# start of Material to process
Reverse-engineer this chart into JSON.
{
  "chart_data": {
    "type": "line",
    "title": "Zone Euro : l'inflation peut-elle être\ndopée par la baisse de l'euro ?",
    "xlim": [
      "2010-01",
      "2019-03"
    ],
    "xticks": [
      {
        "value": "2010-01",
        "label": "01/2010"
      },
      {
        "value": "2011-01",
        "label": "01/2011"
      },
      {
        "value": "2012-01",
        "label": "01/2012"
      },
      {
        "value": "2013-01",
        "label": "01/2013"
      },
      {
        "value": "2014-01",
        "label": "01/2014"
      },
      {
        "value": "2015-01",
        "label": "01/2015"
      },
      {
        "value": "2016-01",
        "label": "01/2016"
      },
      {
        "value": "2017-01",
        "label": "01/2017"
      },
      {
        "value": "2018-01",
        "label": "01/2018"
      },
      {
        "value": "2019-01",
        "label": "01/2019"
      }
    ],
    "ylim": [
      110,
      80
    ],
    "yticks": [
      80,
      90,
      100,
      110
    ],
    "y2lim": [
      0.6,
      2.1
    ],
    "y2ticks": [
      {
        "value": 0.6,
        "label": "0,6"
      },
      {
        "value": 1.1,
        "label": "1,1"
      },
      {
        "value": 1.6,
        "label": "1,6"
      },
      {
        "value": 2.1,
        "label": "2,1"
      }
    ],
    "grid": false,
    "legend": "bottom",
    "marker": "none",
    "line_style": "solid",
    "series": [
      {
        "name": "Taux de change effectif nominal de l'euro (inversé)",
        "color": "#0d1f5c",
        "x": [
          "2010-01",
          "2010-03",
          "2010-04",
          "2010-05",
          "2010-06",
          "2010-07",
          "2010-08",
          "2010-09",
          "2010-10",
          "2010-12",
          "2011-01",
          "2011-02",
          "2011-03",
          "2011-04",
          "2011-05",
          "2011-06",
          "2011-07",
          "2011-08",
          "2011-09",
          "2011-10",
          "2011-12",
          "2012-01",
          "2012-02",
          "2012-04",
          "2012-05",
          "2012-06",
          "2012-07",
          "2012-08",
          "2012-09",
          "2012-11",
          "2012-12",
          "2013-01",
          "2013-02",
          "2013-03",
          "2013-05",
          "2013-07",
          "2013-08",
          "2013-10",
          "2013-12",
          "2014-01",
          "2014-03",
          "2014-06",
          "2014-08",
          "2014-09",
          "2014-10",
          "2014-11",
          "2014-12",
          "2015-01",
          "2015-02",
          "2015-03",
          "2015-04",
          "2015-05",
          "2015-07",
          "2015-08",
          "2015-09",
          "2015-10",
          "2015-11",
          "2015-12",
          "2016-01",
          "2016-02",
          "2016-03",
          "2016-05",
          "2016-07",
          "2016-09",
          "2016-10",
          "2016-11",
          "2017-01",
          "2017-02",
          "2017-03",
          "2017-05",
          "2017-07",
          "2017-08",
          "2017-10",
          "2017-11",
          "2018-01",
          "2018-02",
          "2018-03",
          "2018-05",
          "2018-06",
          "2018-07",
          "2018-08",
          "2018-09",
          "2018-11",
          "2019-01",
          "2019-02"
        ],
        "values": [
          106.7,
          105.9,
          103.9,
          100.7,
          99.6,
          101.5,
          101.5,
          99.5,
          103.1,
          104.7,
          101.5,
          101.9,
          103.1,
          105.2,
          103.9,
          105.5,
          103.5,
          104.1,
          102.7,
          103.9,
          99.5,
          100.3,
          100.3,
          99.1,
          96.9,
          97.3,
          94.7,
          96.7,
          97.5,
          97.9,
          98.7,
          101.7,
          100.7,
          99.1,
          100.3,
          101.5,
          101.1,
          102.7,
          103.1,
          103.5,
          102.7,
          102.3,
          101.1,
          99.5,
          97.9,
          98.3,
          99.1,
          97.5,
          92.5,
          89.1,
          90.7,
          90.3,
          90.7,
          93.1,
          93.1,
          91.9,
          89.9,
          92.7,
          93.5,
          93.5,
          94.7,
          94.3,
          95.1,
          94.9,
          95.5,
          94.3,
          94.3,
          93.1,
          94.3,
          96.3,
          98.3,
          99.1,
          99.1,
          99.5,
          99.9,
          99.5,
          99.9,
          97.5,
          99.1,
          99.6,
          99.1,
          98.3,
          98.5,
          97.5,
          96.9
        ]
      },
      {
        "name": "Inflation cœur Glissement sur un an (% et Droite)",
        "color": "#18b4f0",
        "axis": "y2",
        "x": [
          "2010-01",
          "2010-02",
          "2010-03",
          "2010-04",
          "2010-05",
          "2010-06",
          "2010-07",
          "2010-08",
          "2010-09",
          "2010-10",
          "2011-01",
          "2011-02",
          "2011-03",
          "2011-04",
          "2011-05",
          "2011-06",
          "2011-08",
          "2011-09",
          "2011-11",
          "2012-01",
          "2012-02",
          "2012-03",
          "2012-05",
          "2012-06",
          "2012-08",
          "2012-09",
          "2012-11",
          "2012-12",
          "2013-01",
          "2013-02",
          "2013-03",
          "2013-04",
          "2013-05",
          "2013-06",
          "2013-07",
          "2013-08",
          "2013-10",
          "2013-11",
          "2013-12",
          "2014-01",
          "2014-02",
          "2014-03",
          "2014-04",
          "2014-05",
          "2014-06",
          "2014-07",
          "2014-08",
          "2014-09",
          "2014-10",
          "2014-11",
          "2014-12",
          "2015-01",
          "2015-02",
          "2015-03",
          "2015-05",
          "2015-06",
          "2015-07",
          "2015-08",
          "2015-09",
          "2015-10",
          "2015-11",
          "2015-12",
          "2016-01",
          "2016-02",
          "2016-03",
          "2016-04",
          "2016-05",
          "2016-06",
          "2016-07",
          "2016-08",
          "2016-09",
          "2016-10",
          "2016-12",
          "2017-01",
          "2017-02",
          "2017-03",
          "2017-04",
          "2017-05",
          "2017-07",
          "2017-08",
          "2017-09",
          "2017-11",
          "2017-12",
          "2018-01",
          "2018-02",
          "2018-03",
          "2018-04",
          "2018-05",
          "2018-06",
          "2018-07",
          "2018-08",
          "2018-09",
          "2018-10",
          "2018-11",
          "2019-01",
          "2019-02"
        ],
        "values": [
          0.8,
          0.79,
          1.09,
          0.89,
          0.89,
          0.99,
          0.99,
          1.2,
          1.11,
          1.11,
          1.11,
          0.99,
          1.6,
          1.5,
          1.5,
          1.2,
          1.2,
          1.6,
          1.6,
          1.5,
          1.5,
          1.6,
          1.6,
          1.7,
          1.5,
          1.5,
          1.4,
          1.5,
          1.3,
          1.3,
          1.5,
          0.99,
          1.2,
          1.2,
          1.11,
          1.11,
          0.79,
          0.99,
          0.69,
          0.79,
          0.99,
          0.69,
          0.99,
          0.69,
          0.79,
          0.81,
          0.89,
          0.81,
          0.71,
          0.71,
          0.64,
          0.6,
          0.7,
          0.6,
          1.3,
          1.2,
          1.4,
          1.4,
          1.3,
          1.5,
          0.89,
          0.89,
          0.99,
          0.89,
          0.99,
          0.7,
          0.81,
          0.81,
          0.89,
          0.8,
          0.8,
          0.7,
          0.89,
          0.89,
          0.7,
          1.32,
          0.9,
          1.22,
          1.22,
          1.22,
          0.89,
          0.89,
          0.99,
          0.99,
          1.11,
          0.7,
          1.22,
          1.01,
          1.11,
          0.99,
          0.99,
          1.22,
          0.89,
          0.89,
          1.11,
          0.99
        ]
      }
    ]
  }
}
# end of Material to process
**Short exercise:**
Set down all of the data above, word for word.

**Exercise result:**
Reverse-engineer this chart into JSON.
{
  "chart_data": {
    "type": "line",
    "title": "Zone Euro : l'inflation peut-elle être\ndopée par la baisse de l'euro ?",
    "xlim": [
      "2010-01",
      "2019-03"
    ],
    "xticks": [
      {
        "value": "2010-01",
        "label": "01/2010"
      },
      {
        "value": "2011-01",
        "label": "01/2011"
      },
      {
        "value": "2012-01",
        "label": "01/2012"
      },
      {
        "value": "2013-01",
        "label": "01/2013"
      },
      {
        "value": "2014-01",
        "label": "01/2014"
      },
      {
        "value": "2015-01",
        "label": "01/2015"
      },
      {
        "value": "2016-01",
        "label": "01/2016"
      },
      {
        "value": "2017-01",
        "label": "01/2017"
      },
      {
        "value": "2018-01",
        "label": "01/2018"
      },
      {
        "value": "2019-01",
        "label": "01/2019"
      }
    ],
    "ylim": [
      110,
      80
    ],
    "yticks": [
      80,
      90,
      100,
      110
    ],
    "y2lim": [
      0.6,
      2.1
    ],
    "y2ticks": [
      {
        "value": 0.6,
        "label": "0,6"
      },
      {
        "value": 1.1,
        "label": "1,1"
      },
      {
        "value": 1.6,
        "label": "1,6"
      },
      {
        "value": 2.1,
        "label": "2,1"
      }
    ],
    "grid": false,
    "legend": "bottom",
    "marker": "none",
    "line_style": "solid",
    "series": [
      {
        "name": "Taux de change effectif nominal de l'euro (inversé)",
        "color": "#0d1f5c",
        "x": [
          "2010-01",
          "2010-03",
          "2010-04",
          "2010-05",
          "2010-06",
          "2010-07",
          "2010-08",
          "2010-09",
          "2010-10",
          "2010-12",
          "2011-01",
          "2011-02",
          "2011-03",
          "2011-04",
          "2011-05",
          "2011-06",
          "2011-07",
          "2011-08",
          "2011-09",
          "2011-10",
          "2011-12",
          "2012-01",
          "2012-02",
          "2012-04",
          "2012-05",
          "2012-06",
          "2012-07",
          "2012-08",
          "2012-09",
          "2012-11",
          "2012-12",
          "2013-01",
          "2013-02",
          "2013-03",
          "2013-05",
          "2013-07",
          "2013-08",
          "2013-10",
          "2013-12",
          "2014-01",
          "2014-03",
          "2014-06",
          "2014-08",
          "2014-09",
          "2014-10",
          "2014-11",
          "2014-12",
          "2015-01",
          "2015-02",
          "2015-03",
          "2015-04",
          "2015-05",
          "2015-07",
          "2015-08",
          "2015-09",
          "2015-10",
          "2015-11",
          "2015-12",
          "2016-01",
          "2016-02",
          "2016-03",
          "2016-05",
          "2016-07",
          "2016-09",
          "2016-10",
          "2016-11",
          "2017-01",
          "2017-02",
          "2017-03",
          "2017-05",
          "2017-07",
          "2017-08",
          "2017-10",
          "2017-11",
          "2018-01",
          "2018-02",
          "2018-03",
          "2018-05",
          "2018-06",
          "2018-07",
          "2018-08",
          "2018-09",
          "2018-11",
          "2019-01",
          "2019-02"
        ],
        "values": [
          106.7,
          105.9,
          103.9,
          100.7,
          99.6,
          101.5,
          101.5,
          99.5,
          103.1,
          104.7,
          101.5,
          101.9,
          103.1,
          105.2,
          103.9,
          105.5,
          103.5,
          104.1,
          102.7,
          103.9,
          99.5,
          100.3,
          100.3,
          99.1,
          96.9,
          97.3,
          94.7,
          96.7,
          97.5,
          97.9,
          98.7,
          101.7,
          100.7,
          99.1,
          100.3,
          101.5,
          101.1,
          102.7,
          103.1,
          103.5,
          102.7,
          102.3,
          101.1,
          99.5,
          97.9,
          98.3,
          99.1,
          97.5,
          92.5,
          89.1,
          90.7,
          90.3,
          90.7,
          93.1,
          93.1,
          91.9,
          89.9,
          92.7,
          93.5,
          93.5,
          94.7,
          94.3,
          95.1,
          94.9,
          95.5,
          94.3,
          94.3,
          93.1,
          94.3,
          96.3,
          98.3,
          99.1,
          99.1,
          99.5,
          99.9,
          99.5,
          99.9,
          97.5,
          99.1,
          99.6,
          99.1,
          98.3,
          98.5,
          97.5,
          96.9
        ]
      },
      {
        "name": "Inflation cœur Glissement sur un an (% et Droite)",
        "color": "#18b4f0",
        "axis": "y2",
        "x": [
          "2010-01",
          "2010-02",
          "2010-03",
          "2010-04",
          "2010-05",
          "2010-06",
          "2010-07",
          "2010-08",
          "2010-09",
          "2010-10",
          "2011-01",
          "2011-02",
          "2011-03",
          "2011-04",
          "2011-05",
          "2011-06",
          "2011-08",
          "2011-09",
          "2011-11",
          "2012-01",
          "2012-02",
          "2012-03",
          "2012-05",
          "2012-06",
          "2012-08",
          "2012-09",
          "2012-11",
          "2012-12",
          "2013-01",
          "2013-02",
          "2013-03",
          "2013-04",
          "2013-05",
          "2013-06",
          "2013-07",
          "2013-08",
          "2013-10",
          "2013-11",
          "2013-12",
          "2014-01",
          "2014-02",
          "2014-03",
          "2014-04",
          "2014-05",
          "2014-06",
          "2014-07",
          "2014-08",
          "2014-09",
          "2014-10",
          "2014-11",
          "2014-12",
          "2015-01",
          "2015-02",
          "2015-03",
          "2015-05",
          "2015-06",
          "2015-07",
          "2015-08",
          "2015-09",
          "2015-10",
          "2015-11",
          "2015-12",
          "2016-01",
          "2016-02",
          "2016-03",
          "2016-04",
          "2016-05",
          "2016-06",
          "2016-07",
          "2016-08",
          "2016-09",
          "2016-10",
          "2016-12",
          "2017-01",
          "2017-02",
          "2017-03",
          "2017-04",
          "2017-05",
          "2017-07",
          "2017-08",
          "2017-09",
          "2017-11",
          "2017-12",
          "2018-01",
          "2018-02",
          "2018-03",
          "2018-04",
          "2018-05",
          "2018-06",
          "2018-07",
          "2018-08",
          "2018-09",
          "2018-10",
          "2018-11",
          "2019-01",
          "2019-02"
        ],
        "values": [
          0.8,
          0.79,
          1.09,
          0.89,
          0.89,
          0.99,
          0.99,
          1.2,
          1.11,
          1.11,
          1.11,
          0.99,
          1.6,
          1.5,
          1.5,
          1.2,
          1.2,
          1.6,
          1.6,
          1.5,
          1.5,
          1.6,
          1.6,
          1.7,
          1.5,
          1.5,
          1.4,
          1.5,
          1.3,
          1.3,
          1.5,
          0.99,
          1.2,
          1.2,
          1.11,
          1.11,
          0.79,
          0.99,
          0.69,
          0.79,
          0.99,
          0.69,
          0.99,
          0.69,
          0.79,
          0.81,
          0.89,
          0.81,
          0.71,
          0.71,
          0.64,
          0.6,
          0.7,
          0.6,
          1.3,
          1.2,
          1.4,
          1.4,
          1.3,
          1.5,
          0.89,
          0.89,
          0.99,
          0.89,
          0.99,
          0.7,
          0.81,
          0.81,
          0.89,
          0.8,
          0.8,
          0.7,
          0.89,
          0.89,
          0.7,
          1.32,
          0.9,
          1.22,
          1.22,
          1.22,
          0.89,
          0.89,
          0.99,
          0.99,
          1.11,
          0.7,
          1.22,
          1.01,
          1.11,
          0.99,
          0.99,
          1.22,
          0.89,
          0.89,
          1.11,
          0.99
        ]
      }
    ]
  }
}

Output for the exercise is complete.